• **Task prompt**
Find the lines with the string "PelotaPlaya" and return them.

• **Data for the task**
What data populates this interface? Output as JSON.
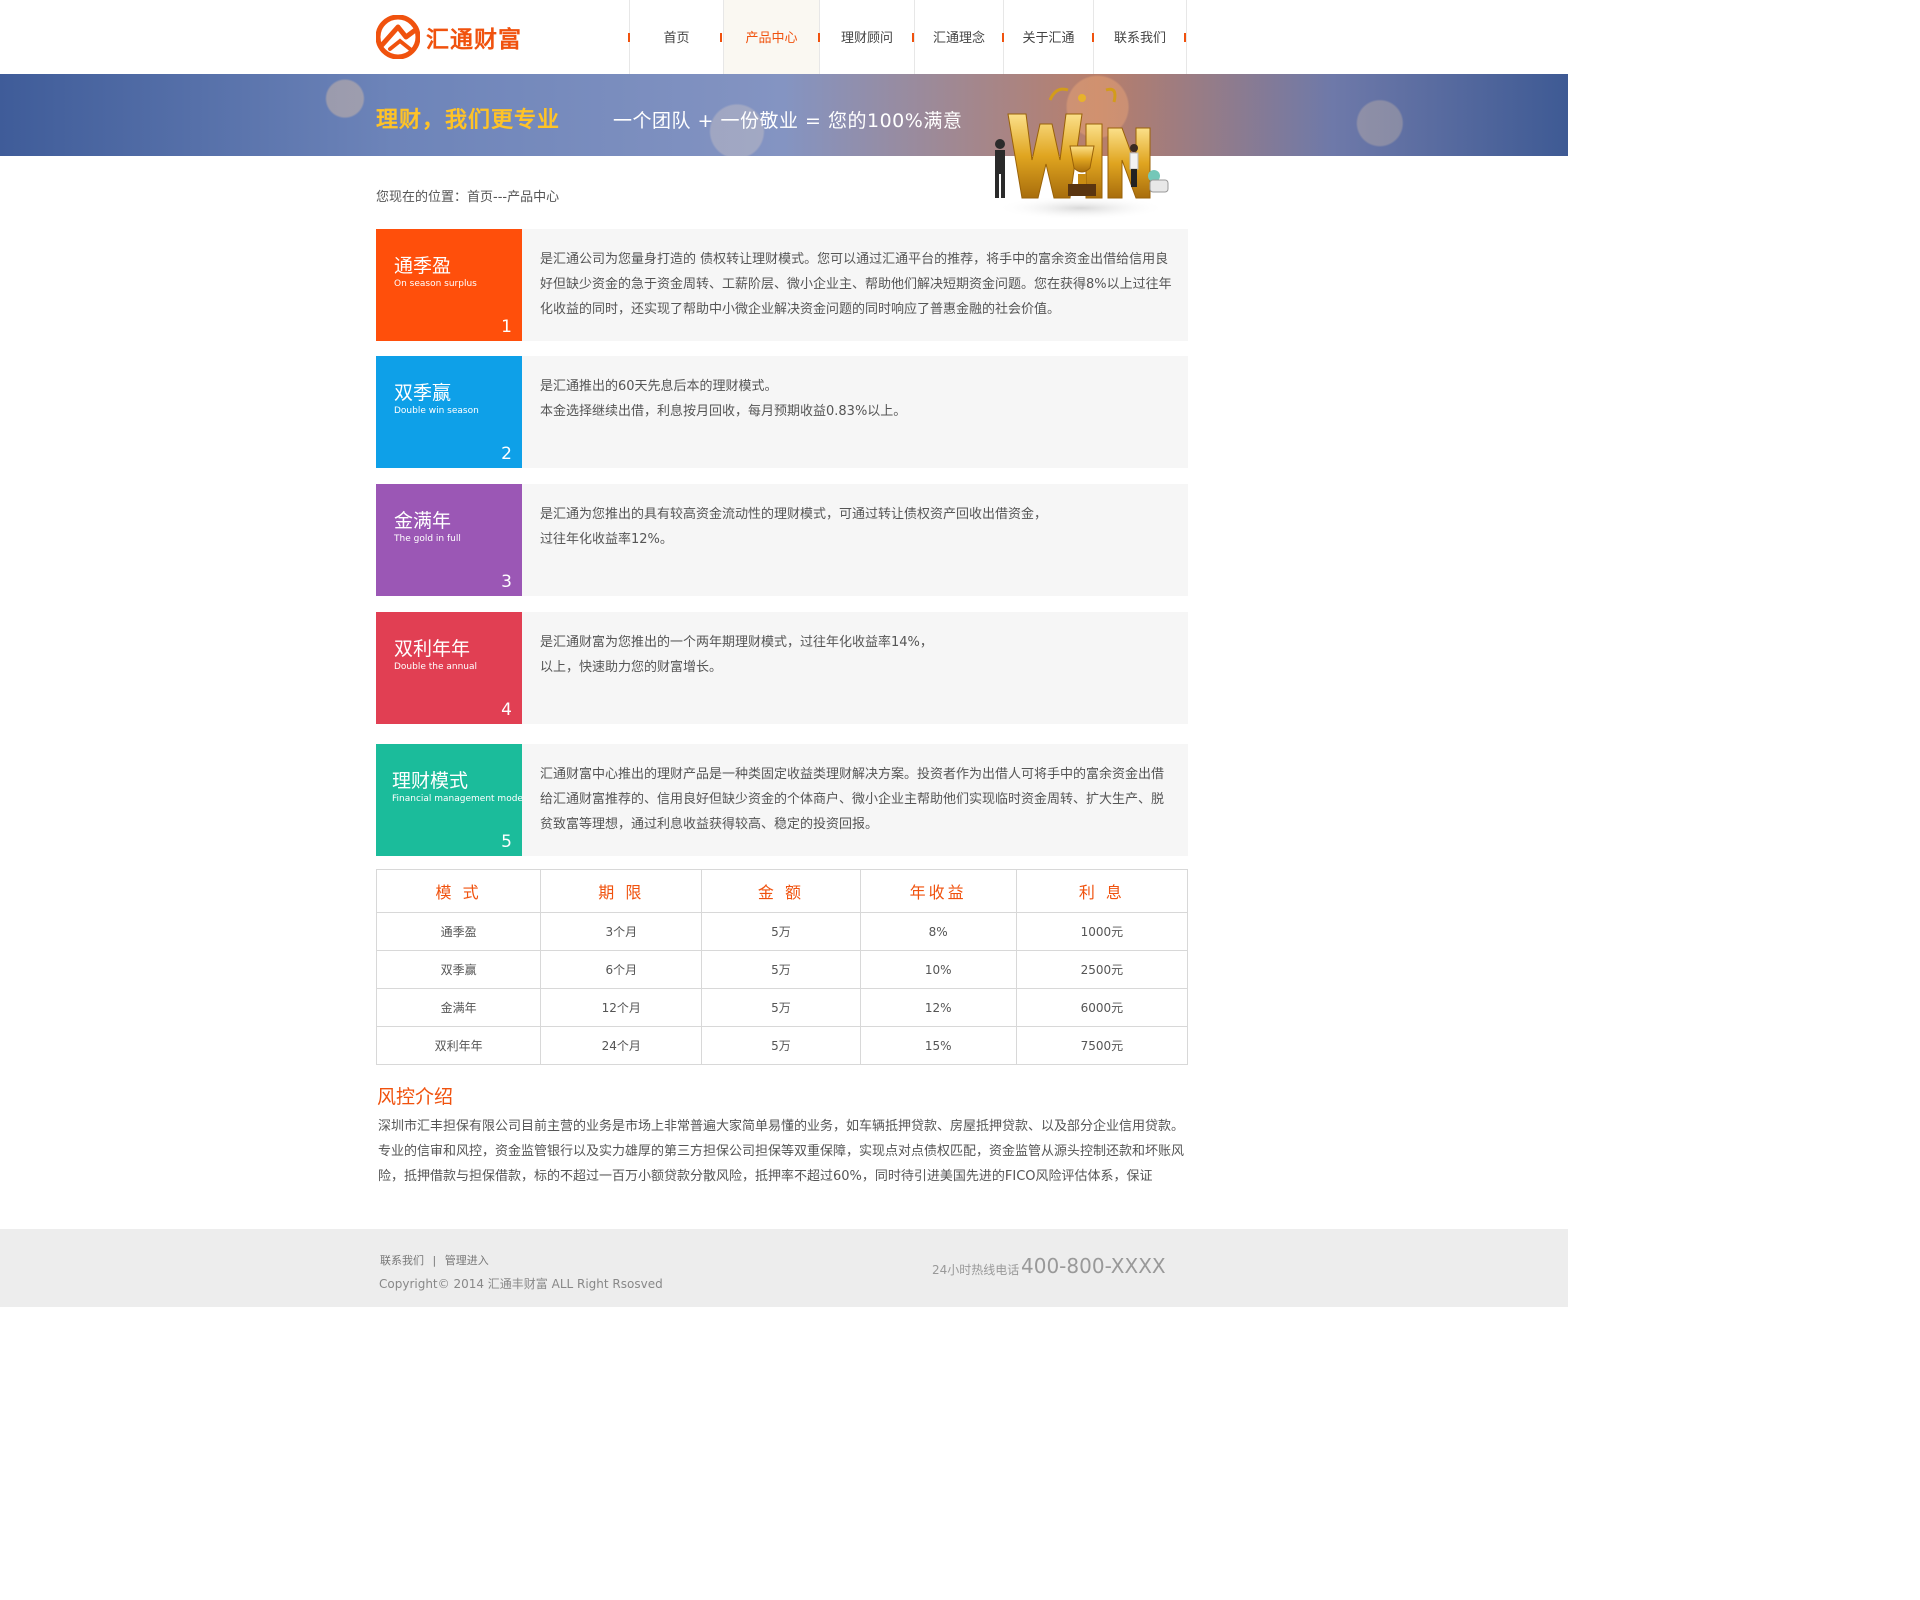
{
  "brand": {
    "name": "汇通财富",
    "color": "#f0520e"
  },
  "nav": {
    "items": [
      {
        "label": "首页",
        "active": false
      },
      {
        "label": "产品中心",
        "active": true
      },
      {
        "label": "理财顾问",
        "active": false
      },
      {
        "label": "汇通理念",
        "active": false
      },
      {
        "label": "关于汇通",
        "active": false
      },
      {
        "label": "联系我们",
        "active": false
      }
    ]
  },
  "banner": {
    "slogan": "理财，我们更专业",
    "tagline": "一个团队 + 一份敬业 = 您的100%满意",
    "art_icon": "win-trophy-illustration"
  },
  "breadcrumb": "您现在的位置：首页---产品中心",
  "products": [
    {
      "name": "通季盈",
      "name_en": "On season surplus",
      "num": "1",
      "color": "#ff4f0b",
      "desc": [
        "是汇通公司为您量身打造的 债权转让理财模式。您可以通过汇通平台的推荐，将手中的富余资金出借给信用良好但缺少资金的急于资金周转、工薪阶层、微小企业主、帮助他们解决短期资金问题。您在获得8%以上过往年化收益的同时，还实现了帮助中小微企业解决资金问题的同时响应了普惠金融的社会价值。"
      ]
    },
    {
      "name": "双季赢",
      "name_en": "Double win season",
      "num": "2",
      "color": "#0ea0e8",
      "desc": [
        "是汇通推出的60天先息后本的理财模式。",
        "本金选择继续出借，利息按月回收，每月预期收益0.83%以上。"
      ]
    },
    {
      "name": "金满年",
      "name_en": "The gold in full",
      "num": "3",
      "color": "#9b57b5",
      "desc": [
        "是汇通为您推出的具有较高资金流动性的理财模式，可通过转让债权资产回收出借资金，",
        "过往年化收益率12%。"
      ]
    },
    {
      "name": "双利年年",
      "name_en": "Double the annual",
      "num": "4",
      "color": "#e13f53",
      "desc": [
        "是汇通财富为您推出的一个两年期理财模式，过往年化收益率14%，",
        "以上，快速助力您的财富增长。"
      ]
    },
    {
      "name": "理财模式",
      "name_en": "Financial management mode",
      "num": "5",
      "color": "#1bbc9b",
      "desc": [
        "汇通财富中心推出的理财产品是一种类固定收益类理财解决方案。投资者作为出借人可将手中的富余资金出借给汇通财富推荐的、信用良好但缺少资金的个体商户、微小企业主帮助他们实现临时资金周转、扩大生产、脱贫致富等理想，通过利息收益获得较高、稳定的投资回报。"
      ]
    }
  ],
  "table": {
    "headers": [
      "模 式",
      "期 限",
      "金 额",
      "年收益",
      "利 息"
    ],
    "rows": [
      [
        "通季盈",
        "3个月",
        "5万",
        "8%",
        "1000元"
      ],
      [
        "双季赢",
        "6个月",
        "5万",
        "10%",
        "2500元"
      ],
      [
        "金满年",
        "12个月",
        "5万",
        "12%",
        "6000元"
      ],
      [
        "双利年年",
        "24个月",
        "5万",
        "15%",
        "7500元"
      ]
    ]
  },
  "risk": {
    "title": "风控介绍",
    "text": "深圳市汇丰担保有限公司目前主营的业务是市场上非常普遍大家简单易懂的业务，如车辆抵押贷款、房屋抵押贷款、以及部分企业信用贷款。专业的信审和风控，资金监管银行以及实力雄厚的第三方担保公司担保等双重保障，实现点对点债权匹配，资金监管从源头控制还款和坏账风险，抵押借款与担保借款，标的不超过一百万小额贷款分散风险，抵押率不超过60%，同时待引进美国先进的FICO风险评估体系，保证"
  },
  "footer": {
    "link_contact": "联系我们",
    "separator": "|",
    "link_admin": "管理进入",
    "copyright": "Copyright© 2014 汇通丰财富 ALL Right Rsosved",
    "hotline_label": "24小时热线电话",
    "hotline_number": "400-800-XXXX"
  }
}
...
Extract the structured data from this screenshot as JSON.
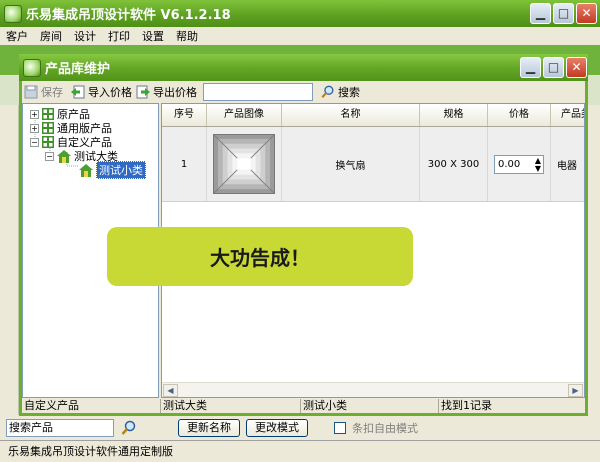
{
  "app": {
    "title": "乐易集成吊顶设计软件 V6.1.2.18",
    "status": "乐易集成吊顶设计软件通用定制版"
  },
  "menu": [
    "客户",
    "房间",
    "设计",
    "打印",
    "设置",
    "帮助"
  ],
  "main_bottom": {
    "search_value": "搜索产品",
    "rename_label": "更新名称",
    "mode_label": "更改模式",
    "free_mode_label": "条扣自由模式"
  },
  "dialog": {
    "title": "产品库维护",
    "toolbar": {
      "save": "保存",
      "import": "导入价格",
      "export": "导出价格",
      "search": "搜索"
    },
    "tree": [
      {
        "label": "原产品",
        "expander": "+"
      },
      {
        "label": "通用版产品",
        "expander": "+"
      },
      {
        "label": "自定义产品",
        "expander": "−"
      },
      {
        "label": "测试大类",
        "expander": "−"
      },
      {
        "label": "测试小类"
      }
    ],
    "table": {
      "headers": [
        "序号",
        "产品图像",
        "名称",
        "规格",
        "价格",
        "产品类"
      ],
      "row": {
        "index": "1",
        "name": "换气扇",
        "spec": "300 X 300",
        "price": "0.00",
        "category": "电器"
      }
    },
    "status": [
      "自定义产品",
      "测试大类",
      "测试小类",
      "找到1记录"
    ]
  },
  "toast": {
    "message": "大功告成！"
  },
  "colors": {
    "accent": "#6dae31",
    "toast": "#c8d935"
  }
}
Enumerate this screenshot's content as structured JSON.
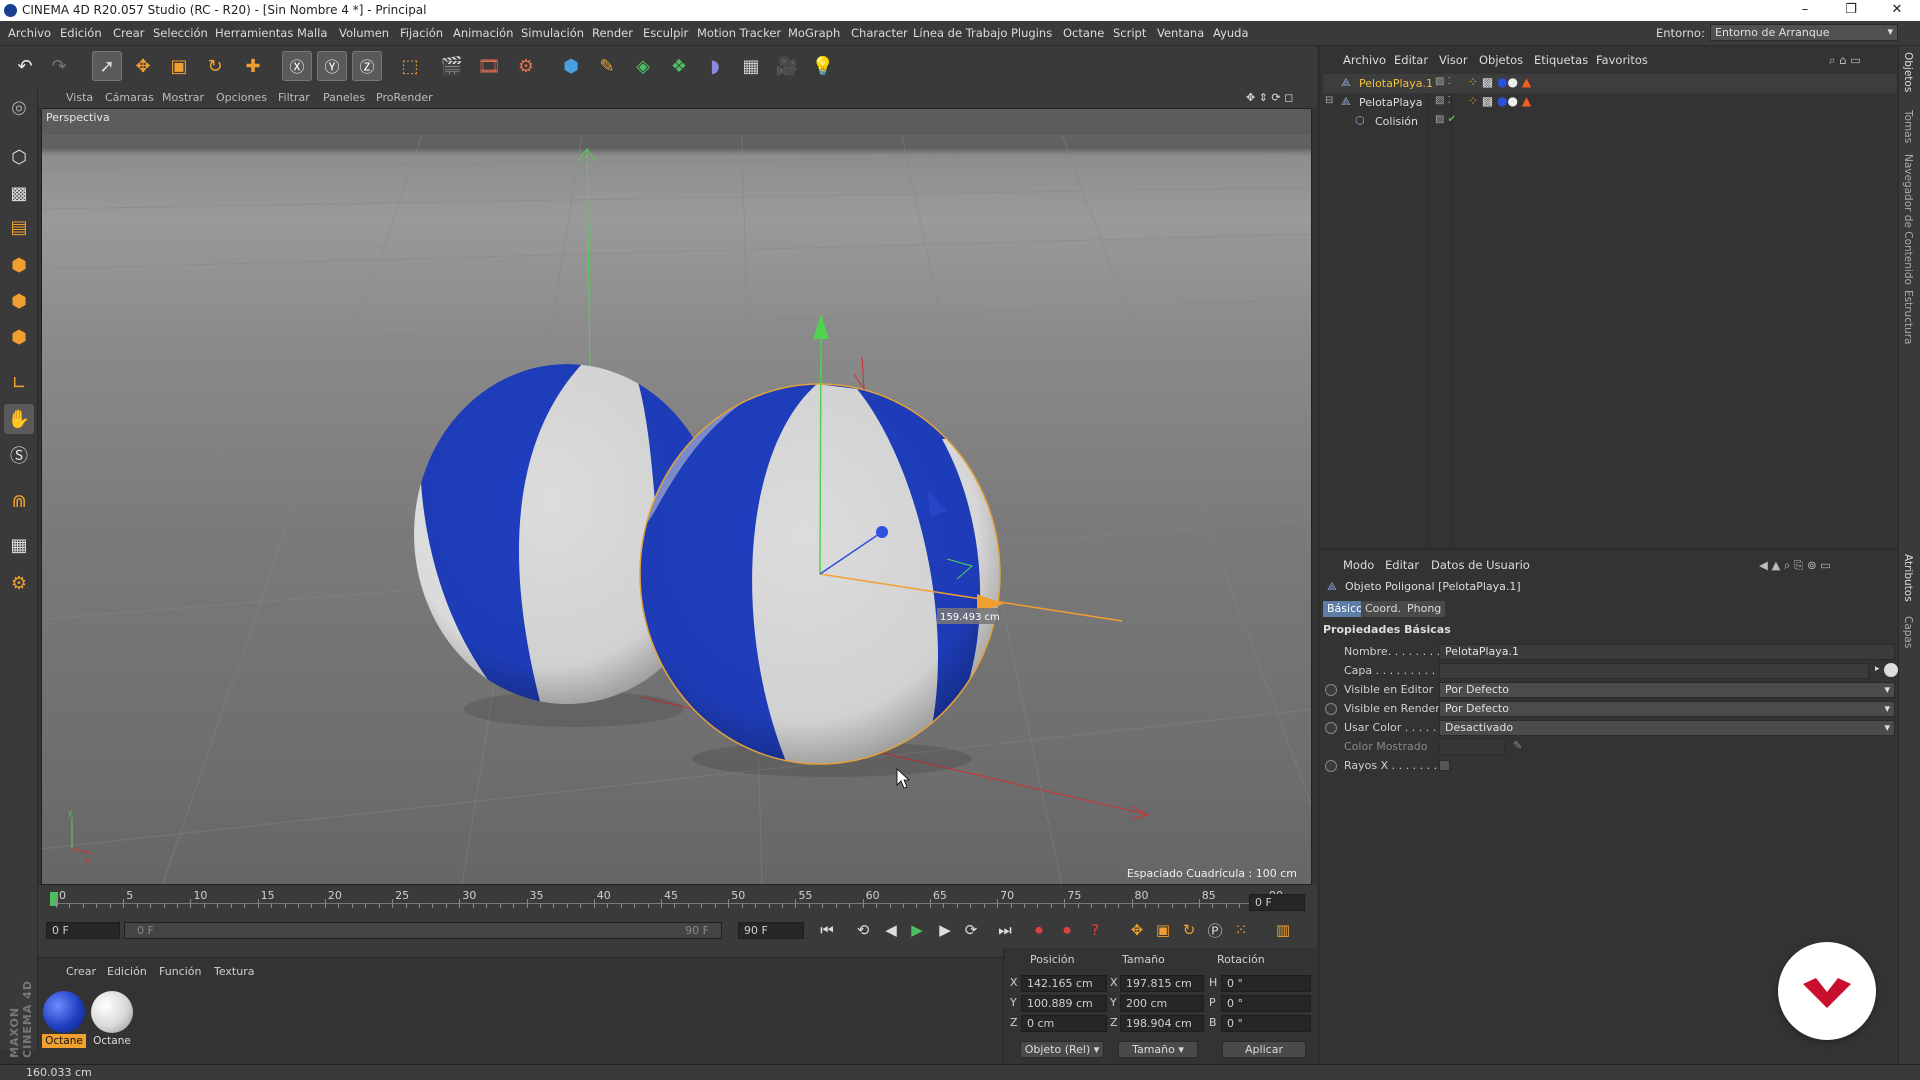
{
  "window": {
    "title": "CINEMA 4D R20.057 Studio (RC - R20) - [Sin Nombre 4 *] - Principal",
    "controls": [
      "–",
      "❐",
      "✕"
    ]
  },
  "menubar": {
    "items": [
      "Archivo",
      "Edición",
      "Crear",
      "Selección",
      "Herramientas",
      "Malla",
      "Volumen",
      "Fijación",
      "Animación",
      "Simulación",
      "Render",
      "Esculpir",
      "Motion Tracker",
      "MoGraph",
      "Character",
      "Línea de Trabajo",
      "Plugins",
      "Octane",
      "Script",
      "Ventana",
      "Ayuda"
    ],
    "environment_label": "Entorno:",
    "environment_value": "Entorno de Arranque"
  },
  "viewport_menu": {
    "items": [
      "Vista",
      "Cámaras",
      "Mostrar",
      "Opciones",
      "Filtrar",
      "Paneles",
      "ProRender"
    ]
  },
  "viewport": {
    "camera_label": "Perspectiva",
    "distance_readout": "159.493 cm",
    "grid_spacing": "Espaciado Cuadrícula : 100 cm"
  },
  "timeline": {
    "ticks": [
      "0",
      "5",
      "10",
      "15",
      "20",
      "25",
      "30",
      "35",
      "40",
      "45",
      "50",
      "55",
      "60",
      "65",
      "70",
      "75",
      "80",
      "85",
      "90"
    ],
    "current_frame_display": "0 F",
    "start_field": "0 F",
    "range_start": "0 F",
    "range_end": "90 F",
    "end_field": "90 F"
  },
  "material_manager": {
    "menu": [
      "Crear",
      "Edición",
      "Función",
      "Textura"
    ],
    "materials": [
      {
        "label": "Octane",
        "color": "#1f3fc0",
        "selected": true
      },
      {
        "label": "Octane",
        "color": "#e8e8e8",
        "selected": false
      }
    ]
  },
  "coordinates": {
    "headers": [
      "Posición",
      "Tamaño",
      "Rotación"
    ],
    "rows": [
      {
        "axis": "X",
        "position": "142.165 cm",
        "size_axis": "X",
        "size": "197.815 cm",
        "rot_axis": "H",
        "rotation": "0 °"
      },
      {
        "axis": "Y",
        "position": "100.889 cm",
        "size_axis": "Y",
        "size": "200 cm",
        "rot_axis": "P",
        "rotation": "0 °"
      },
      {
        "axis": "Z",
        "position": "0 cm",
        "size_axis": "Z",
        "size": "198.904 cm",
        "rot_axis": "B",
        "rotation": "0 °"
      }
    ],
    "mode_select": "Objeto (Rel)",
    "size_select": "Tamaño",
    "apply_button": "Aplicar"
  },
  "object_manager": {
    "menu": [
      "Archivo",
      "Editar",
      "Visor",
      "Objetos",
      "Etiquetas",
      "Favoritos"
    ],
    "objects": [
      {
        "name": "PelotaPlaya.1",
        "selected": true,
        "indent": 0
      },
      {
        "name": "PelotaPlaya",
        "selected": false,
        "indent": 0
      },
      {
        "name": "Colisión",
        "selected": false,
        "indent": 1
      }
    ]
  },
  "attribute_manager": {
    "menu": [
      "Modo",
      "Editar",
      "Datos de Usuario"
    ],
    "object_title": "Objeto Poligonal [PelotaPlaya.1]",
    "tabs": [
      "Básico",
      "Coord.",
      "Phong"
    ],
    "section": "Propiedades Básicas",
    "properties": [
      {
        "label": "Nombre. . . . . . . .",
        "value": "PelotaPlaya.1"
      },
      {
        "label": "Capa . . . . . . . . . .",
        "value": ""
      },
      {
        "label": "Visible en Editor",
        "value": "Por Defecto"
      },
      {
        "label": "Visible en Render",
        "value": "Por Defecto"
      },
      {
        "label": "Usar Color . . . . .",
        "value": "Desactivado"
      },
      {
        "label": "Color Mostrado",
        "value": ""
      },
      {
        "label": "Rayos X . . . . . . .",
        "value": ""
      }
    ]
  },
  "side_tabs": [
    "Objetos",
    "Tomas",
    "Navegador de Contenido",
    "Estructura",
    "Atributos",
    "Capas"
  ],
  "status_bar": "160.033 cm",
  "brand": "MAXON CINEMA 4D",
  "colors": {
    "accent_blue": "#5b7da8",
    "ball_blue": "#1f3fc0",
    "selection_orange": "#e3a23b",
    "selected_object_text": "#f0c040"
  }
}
* * *
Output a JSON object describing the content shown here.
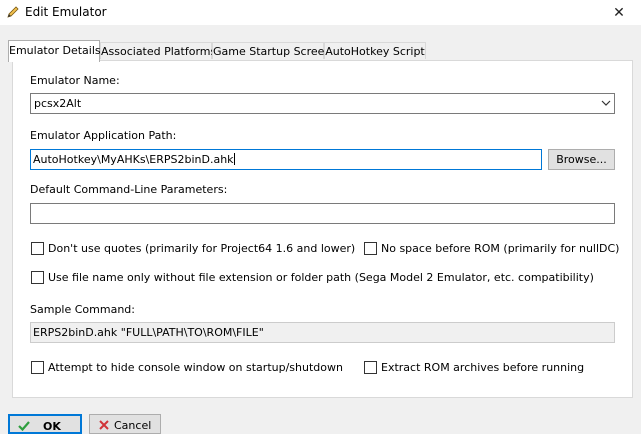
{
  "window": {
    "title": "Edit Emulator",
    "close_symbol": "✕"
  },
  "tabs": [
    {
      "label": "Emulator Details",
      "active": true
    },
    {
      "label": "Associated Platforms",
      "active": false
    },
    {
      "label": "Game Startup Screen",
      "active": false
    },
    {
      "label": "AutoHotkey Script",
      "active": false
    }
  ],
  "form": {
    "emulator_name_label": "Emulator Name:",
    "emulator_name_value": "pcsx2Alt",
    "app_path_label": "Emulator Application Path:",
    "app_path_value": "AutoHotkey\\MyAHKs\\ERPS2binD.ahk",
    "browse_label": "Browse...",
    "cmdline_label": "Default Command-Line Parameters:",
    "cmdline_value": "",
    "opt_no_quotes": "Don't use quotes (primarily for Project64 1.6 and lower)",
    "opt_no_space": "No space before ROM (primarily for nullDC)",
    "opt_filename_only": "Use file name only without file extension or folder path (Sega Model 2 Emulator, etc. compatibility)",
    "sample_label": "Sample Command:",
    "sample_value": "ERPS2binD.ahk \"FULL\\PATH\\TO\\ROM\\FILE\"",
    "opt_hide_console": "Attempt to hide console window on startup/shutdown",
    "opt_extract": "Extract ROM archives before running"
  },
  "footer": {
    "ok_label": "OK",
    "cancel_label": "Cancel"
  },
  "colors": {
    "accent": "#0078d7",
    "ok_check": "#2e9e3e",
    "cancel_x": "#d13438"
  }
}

• **The output**
        "name": "PelotaPlaya.1",
        "name": "PelotaPlaya",
    "object_title": "Objeto Poligonal [PelotaPlaya.1]",
        "value": "PelotaPlaya.1"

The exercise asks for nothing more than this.